[Aim] All lines in the data bearing the string "screenshot" should be identified and copied.

★ ★ ★ ★

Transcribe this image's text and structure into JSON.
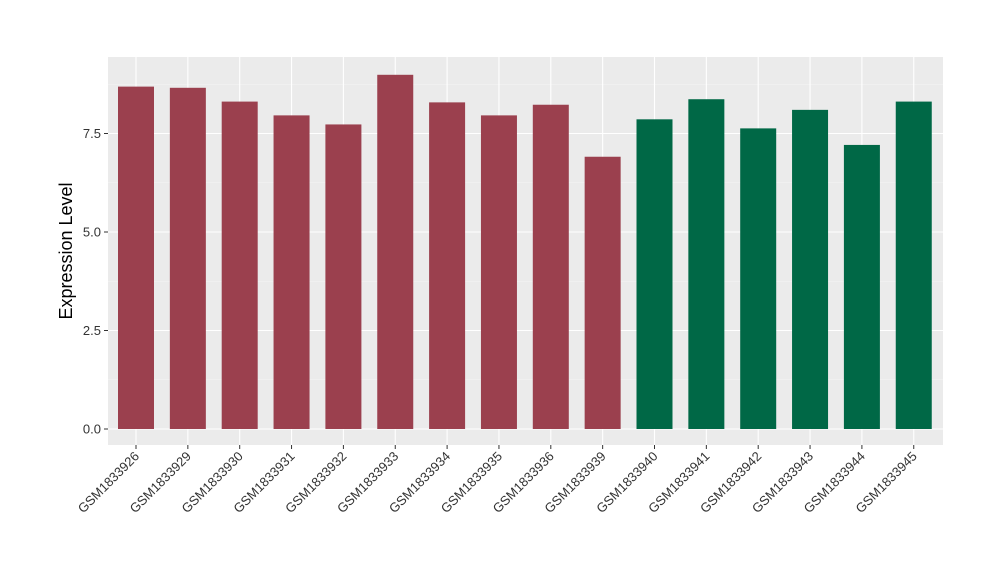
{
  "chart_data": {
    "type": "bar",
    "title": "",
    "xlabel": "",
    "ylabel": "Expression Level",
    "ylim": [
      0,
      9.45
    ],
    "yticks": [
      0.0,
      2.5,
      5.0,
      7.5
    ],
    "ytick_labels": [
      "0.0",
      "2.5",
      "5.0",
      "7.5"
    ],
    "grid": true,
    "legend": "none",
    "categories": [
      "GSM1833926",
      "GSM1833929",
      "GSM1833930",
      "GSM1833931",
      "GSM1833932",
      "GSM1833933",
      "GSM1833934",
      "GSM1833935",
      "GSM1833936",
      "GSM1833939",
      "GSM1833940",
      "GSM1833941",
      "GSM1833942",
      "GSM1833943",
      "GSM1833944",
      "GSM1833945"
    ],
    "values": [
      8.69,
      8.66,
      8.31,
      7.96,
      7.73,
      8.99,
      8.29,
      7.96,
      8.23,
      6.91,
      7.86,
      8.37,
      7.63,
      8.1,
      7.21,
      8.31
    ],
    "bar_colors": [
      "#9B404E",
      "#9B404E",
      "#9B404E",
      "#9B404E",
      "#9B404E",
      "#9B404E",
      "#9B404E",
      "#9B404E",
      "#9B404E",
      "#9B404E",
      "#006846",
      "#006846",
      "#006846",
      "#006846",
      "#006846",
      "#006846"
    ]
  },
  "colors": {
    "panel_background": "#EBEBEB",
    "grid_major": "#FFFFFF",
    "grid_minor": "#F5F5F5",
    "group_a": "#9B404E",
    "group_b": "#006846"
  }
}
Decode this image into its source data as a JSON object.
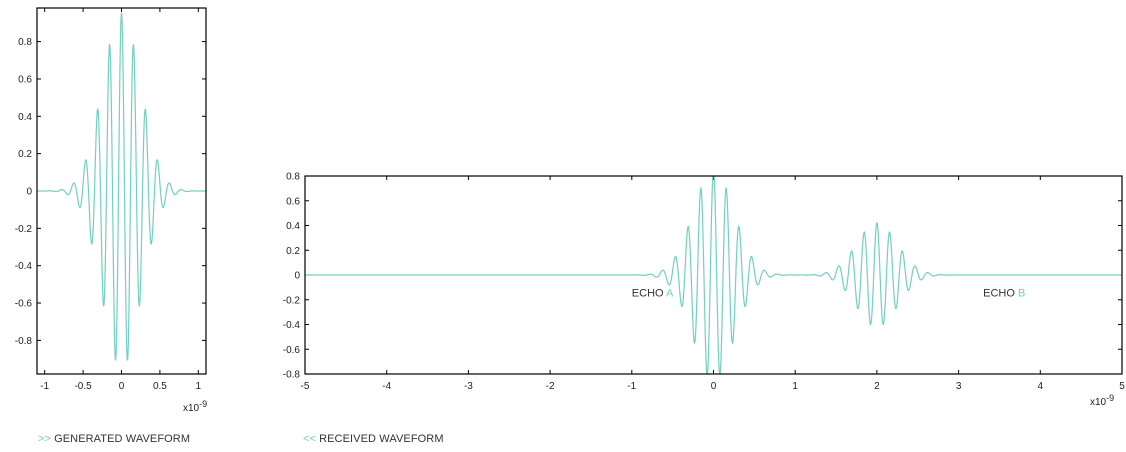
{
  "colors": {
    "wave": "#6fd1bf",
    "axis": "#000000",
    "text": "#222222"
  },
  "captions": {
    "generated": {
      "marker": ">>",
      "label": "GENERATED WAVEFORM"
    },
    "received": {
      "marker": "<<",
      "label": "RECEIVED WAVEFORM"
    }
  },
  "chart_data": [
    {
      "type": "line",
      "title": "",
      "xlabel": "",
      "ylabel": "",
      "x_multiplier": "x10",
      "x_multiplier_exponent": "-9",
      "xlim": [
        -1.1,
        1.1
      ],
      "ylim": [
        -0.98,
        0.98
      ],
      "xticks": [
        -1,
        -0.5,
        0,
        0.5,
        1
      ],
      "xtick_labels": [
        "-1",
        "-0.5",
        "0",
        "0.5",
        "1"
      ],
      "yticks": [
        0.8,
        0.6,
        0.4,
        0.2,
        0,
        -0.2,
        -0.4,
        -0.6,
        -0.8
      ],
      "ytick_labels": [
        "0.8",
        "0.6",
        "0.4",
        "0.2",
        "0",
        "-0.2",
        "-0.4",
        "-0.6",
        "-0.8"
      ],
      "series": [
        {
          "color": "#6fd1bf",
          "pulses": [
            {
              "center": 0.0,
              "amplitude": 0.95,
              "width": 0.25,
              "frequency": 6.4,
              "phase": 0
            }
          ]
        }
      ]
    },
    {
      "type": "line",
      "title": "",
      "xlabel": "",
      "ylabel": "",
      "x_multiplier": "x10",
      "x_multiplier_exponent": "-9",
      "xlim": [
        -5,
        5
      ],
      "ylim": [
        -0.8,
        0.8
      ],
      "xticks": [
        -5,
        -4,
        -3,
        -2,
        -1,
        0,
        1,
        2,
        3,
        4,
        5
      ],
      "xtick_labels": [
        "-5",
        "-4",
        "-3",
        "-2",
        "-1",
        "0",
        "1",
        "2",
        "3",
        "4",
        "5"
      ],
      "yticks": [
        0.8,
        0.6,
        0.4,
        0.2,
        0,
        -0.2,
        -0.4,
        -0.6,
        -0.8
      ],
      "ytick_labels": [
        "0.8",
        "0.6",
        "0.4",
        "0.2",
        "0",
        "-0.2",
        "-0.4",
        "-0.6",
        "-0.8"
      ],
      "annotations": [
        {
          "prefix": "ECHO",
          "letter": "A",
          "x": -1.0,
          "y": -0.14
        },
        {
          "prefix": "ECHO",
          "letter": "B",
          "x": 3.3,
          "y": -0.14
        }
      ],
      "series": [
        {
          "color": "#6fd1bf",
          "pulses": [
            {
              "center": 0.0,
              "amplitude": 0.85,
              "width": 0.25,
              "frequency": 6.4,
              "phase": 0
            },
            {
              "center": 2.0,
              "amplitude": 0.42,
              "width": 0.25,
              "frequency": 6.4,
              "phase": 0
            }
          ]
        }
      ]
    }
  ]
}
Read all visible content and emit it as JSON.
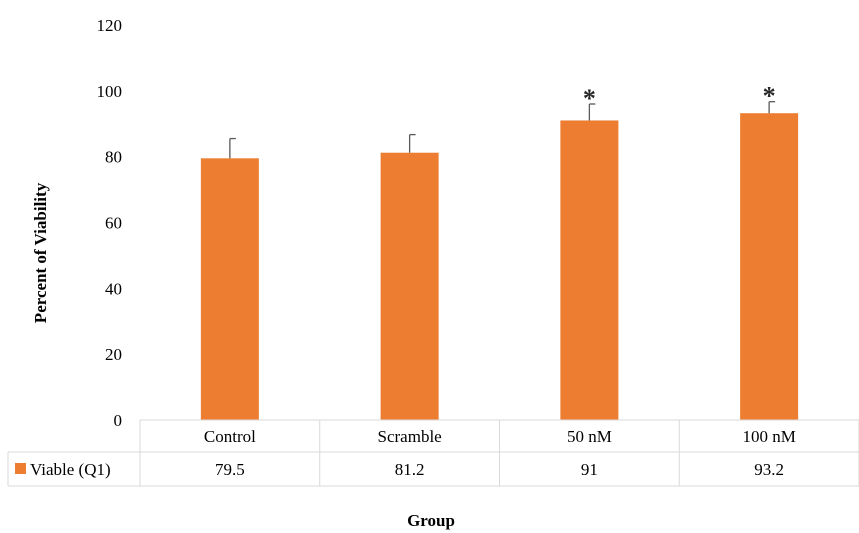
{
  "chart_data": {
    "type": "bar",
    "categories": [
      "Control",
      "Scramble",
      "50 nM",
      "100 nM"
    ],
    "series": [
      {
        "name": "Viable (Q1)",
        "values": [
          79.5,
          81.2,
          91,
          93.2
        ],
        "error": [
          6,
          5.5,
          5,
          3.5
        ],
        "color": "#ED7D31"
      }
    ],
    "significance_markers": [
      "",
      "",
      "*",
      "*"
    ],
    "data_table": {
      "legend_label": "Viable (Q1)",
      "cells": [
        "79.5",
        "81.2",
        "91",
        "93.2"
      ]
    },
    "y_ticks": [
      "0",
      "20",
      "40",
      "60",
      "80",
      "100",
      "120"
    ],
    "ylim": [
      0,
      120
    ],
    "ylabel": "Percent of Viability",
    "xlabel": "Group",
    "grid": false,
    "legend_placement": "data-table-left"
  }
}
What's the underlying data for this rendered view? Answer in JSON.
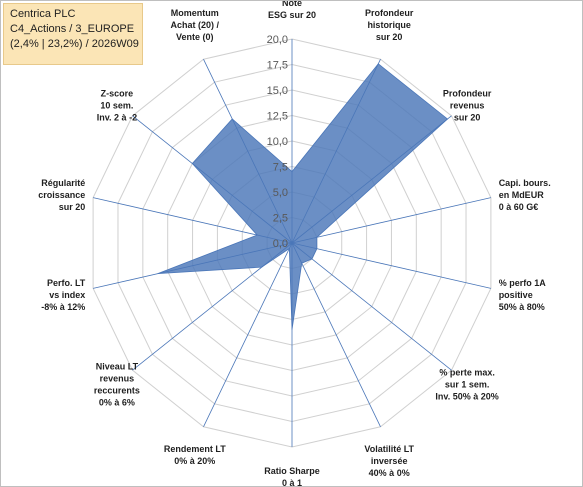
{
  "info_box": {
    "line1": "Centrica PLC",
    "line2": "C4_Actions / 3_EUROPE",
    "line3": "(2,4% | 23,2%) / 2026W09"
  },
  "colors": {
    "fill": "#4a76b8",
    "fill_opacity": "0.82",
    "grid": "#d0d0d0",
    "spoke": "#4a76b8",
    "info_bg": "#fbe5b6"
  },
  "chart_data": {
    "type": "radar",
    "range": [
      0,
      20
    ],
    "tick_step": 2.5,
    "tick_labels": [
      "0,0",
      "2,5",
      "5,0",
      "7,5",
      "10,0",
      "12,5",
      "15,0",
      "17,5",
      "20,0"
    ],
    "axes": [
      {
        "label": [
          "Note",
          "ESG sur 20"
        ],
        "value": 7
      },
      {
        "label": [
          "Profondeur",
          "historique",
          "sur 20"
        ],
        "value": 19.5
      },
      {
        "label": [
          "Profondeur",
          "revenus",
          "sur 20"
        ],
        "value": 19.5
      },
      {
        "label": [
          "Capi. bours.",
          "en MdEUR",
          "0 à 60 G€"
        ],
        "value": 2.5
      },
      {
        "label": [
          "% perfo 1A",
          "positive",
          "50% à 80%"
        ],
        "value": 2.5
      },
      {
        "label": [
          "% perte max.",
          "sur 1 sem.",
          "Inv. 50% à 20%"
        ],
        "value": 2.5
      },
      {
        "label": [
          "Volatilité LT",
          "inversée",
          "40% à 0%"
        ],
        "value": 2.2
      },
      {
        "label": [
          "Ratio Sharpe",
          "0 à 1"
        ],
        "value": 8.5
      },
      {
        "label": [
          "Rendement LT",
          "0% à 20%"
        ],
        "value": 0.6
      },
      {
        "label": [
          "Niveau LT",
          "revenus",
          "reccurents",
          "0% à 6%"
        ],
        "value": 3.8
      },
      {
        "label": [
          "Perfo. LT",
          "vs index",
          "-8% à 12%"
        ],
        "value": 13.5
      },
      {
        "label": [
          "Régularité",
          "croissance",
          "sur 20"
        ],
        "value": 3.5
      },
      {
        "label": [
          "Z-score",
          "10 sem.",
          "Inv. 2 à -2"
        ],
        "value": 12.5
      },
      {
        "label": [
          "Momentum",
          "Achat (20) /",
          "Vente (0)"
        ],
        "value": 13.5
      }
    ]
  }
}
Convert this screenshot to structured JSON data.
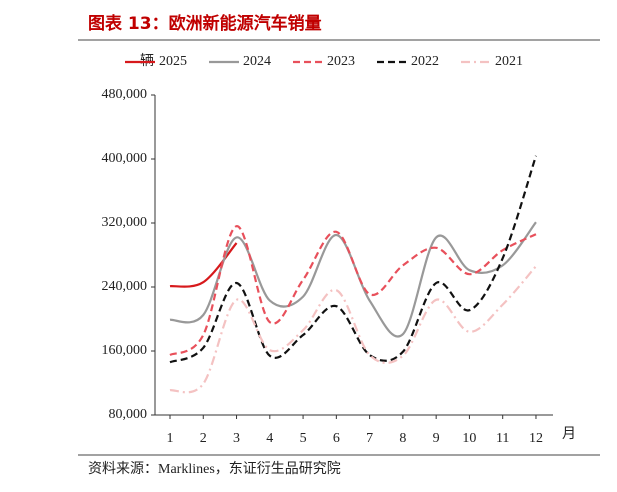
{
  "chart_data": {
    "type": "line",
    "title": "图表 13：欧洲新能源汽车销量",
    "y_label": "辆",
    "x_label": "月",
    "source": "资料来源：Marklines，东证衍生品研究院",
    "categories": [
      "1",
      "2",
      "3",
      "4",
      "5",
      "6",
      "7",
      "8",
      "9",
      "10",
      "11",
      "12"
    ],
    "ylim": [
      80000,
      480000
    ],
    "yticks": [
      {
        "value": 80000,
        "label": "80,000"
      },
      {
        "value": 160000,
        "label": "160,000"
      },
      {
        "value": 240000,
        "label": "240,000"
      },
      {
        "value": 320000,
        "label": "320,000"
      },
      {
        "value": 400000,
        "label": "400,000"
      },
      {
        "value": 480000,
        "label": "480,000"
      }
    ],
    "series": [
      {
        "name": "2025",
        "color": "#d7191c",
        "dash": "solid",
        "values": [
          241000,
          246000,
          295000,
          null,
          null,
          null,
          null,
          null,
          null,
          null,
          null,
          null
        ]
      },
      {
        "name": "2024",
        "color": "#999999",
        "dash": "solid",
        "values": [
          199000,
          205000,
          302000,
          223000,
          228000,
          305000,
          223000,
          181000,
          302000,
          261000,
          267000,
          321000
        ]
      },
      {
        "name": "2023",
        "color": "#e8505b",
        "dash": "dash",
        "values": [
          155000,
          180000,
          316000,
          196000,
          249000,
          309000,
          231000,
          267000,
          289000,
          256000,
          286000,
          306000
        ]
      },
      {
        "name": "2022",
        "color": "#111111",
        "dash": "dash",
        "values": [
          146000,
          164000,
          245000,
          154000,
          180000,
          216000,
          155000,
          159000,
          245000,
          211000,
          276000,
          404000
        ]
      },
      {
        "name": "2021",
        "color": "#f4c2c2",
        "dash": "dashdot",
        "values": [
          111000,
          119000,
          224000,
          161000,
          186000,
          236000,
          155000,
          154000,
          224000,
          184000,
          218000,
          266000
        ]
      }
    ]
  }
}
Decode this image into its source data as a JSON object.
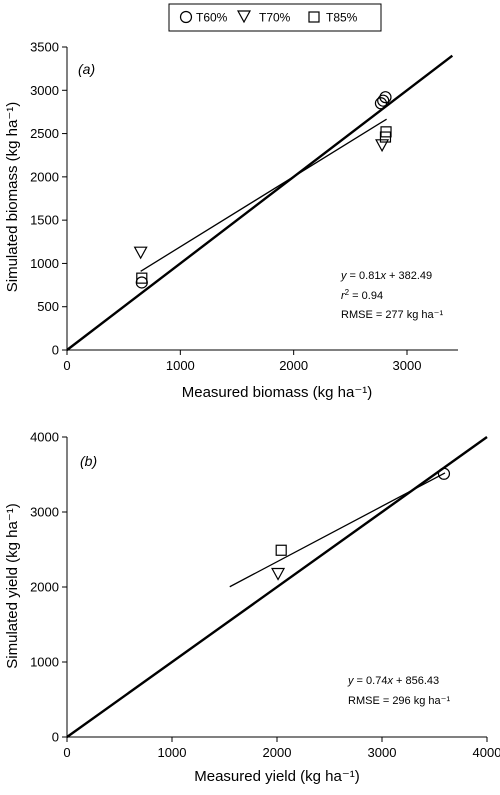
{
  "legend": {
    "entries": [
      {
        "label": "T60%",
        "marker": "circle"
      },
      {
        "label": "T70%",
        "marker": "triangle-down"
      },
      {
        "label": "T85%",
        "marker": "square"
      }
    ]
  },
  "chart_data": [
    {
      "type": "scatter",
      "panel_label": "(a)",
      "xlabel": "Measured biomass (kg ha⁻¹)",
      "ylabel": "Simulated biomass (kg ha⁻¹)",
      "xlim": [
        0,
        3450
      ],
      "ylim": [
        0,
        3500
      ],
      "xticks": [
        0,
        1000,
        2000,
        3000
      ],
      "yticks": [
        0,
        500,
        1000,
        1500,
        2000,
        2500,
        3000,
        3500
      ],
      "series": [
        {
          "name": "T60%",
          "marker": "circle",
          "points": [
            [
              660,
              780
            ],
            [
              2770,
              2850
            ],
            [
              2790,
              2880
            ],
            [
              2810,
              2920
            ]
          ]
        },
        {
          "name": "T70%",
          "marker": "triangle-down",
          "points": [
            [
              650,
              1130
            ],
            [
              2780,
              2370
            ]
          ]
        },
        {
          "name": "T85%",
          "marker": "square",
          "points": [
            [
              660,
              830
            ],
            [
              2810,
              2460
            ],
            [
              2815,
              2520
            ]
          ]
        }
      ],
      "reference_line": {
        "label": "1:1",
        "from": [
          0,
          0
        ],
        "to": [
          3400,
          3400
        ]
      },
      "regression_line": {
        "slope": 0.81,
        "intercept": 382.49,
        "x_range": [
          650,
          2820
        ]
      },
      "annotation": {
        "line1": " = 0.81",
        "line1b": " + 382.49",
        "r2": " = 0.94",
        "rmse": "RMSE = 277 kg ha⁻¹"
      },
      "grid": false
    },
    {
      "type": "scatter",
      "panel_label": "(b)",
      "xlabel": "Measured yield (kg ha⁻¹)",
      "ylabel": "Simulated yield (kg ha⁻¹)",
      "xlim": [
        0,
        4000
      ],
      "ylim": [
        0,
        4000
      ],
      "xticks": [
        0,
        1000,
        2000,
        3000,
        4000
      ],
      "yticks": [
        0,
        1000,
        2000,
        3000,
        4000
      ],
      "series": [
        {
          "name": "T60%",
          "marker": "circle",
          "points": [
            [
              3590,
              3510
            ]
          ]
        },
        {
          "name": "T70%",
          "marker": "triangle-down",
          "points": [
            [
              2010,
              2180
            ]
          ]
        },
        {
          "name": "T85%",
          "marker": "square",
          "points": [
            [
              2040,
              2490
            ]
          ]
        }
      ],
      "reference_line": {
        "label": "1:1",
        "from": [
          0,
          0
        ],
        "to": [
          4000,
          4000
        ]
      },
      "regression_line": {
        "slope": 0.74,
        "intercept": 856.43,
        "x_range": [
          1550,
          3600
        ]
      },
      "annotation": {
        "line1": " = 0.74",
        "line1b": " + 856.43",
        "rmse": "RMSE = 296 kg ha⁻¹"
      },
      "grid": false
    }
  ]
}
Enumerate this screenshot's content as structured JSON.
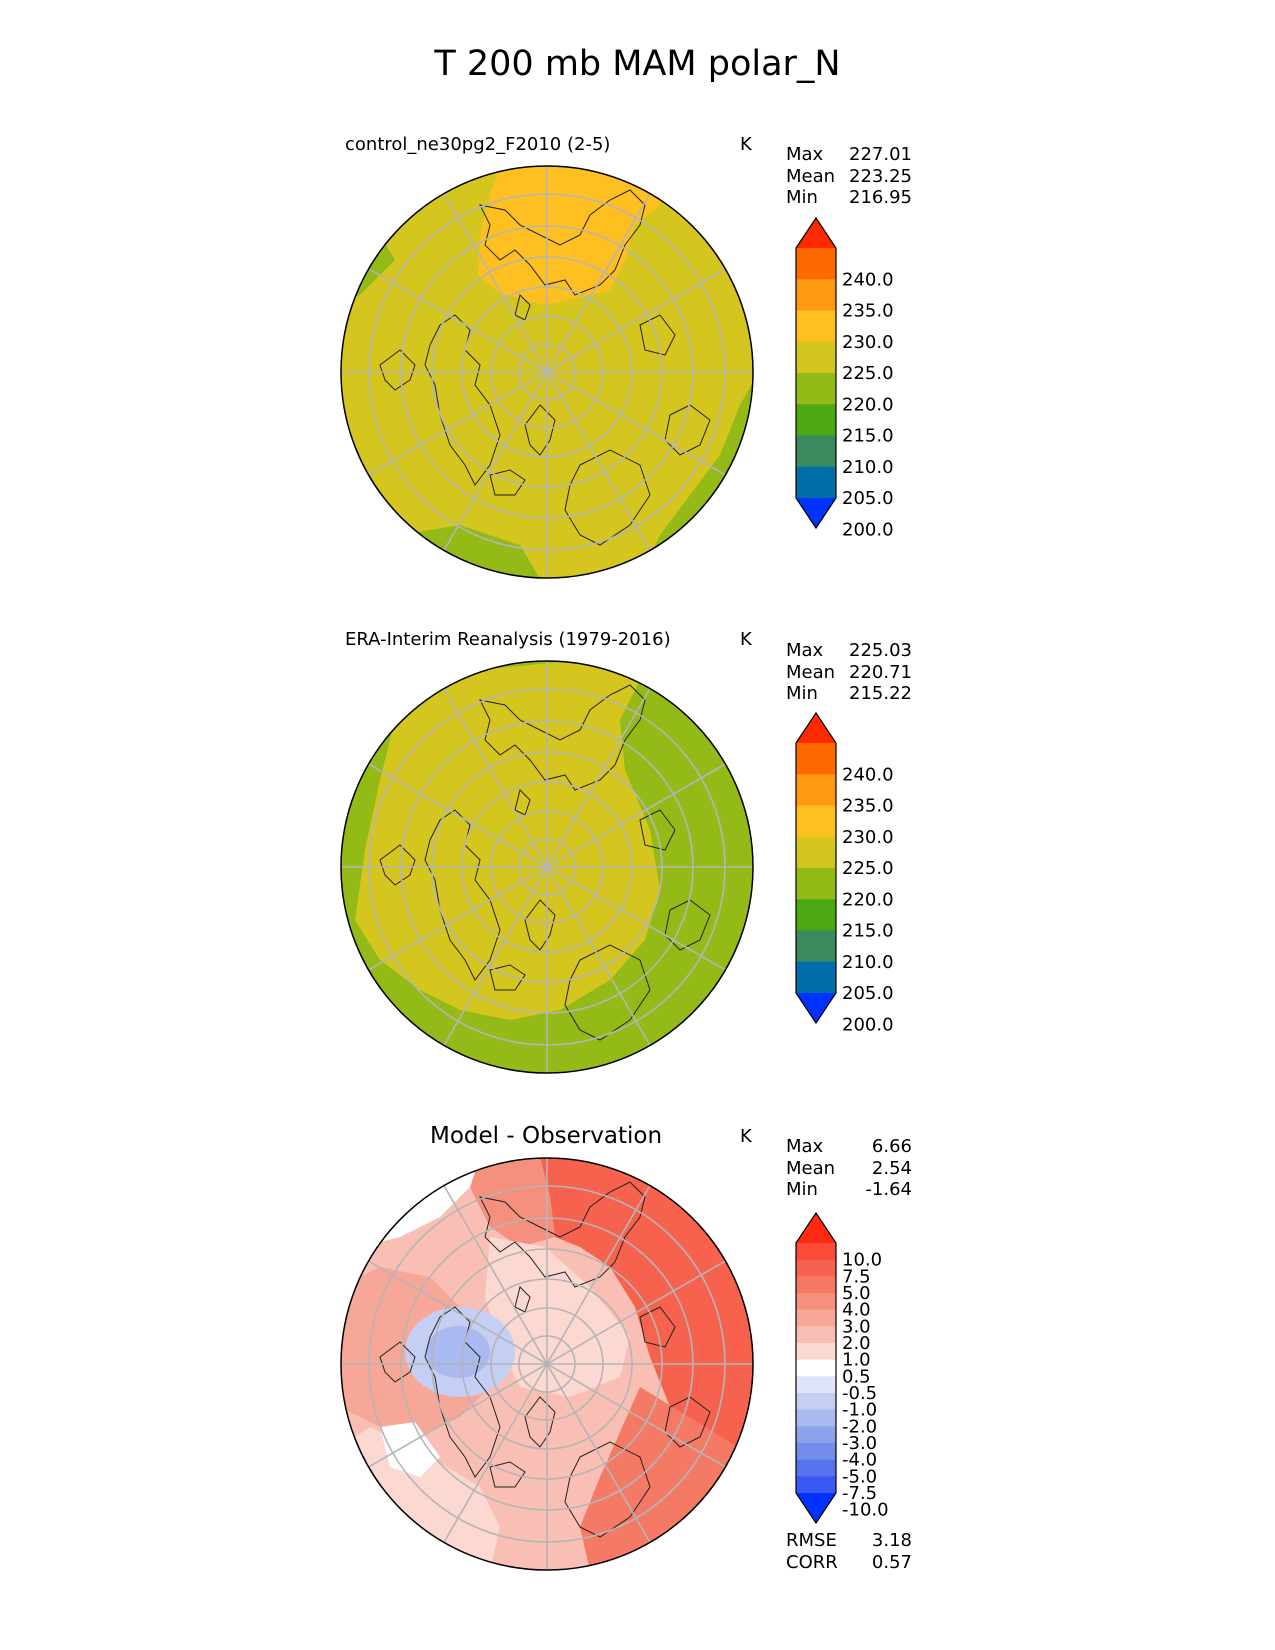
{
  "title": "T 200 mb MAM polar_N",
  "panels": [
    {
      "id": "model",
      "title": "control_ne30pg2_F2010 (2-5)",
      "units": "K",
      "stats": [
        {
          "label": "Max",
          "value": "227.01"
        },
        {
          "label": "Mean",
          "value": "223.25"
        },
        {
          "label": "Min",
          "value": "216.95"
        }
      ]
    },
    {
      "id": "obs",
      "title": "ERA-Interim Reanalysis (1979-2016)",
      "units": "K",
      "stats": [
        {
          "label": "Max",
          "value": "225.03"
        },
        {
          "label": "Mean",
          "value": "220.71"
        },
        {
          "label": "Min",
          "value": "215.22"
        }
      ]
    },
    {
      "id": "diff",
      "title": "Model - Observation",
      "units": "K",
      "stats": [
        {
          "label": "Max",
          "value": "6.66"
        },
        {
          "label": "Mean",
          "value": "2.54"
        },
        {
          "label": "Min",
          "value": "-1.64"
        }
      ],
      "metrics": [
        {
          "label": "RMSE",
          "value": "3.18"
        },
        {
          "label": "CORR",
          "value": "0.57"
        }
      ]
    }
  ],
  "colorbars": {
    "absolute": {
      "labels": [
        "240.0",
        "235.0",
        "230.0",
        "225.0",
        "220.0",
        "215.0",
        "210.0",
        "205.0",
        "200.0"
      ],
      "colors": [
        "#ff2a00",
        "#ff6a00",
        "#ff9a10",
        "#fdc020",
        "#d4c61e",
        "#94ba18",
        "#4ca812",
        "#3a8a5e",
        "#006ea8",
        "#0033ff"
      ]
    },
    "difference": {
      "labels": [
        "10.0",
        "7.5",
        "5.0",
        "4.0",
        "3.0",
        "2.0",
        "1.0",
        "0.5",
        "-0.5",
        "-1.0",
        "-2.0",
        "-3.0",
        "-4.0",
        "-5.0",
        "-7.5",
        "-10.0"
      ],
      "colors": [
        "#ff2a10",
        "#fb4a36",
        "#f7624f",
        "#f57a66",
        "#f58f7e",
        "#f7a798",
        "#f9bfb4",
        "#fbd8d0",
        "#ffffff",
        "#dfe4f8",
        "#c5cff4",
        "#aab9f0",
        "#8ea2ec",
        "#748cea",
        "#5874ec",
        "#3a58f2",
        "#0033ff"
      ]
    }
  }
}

★ ★ ★ ★

[Task response]
Convert this screenshot to structured JSON data.
Enumerate this screenshot's content as structured JSON.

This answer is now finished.